==== Records provided ====

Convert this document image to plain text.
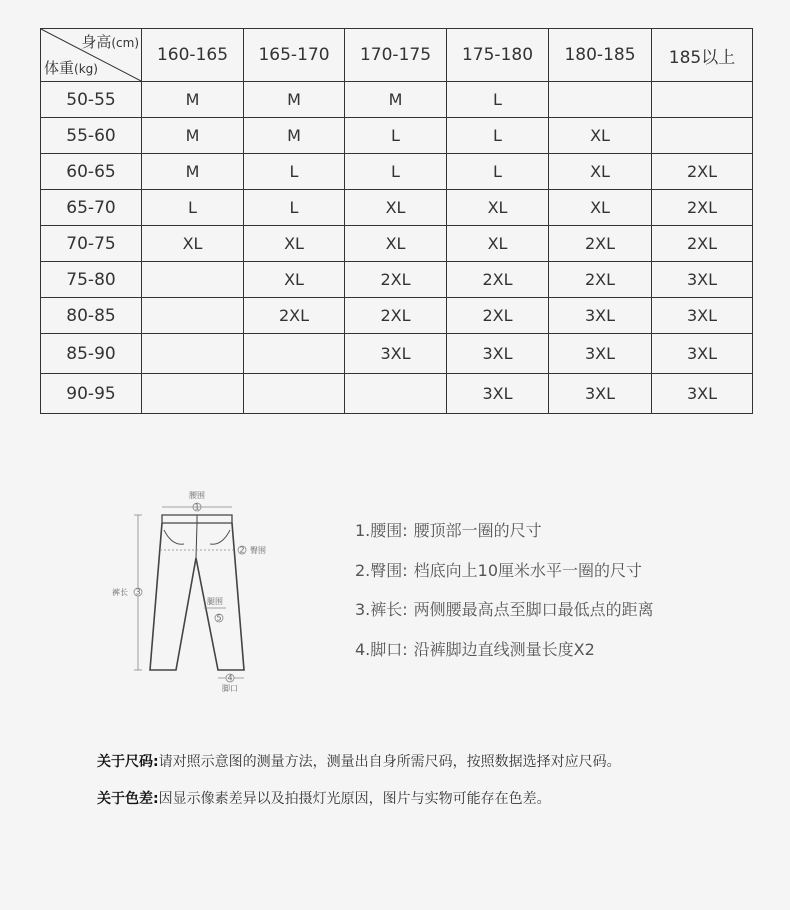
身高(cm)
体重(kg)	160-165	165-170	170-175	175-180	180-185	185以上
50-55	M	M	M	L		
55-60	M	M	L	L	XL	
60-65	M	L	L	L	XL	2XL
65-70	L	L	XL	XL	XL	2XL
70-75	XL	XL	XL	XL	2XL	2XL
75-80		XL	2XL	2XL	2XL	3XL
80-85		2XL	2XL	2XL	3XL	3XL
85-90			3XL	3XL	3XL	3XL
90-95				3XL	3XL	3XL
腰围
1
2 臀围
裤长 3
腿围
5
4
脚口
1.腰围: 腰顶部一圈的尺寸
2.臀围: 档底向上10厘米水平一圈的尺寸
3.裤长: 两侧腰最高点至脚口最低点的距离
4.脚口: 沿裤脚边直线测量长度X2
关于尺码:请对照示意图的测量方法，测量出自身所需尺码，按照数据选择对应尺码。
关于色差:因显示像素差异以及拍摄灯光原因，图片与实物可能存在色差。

====
==== Records provided ====

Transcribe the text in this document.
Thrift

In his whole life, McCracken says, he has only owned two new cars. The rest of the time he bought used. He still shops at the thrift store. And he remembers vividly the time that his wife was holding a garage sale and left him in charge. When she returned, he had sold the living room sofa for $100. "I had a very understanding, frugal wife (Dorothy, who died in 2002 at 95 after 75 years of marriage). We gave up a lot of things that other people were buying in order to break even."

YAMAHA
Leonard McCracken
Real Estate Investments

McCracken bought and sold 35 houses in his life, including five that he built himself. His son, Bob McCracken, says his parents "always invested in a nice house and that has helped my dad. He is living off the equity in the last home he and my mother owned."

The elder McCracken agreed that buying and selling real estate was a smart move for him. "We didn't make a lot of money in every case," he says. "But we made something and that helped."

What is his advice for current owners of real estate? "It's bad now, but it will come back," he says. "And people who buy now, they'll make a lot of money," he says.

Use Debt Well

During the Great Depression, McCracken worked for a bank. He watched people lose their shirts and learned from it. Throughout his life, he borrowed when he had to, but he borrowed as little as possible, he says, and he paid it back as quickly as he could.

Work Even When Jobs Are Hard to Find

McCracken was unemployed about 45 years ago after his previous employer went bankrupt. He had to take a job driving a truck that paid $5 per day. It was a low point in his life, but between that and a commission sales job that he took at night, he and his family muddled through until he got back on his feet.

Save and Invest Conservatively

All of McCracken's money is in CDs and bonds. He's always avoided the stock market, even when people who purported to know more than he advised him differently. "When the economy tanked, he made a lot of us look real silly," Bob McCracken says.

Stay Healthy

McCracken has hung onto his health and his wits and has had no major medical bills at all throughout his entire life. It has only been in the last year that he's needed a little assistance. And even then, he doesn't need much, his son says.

====

### Task requirements
Using the material above, copy every line in which the string "paid" occurs.

### Solution to this task
During the Great Depression, McCracken worked for a bank. He watched people lose their shirts and learned from it. Throughout his life, he borrowed when he had to, but he borrowed as little as possible, he says, and he paid it back as quickly as he could.
McCracken was unemployed about 45 years ago after his previous employer went bankrupt. He had to take a job driving a truck that paid $5 per day. It was a low point in his life, but between that and a commission sales job that he took at night, he and his family muddled through until he got back on his feet.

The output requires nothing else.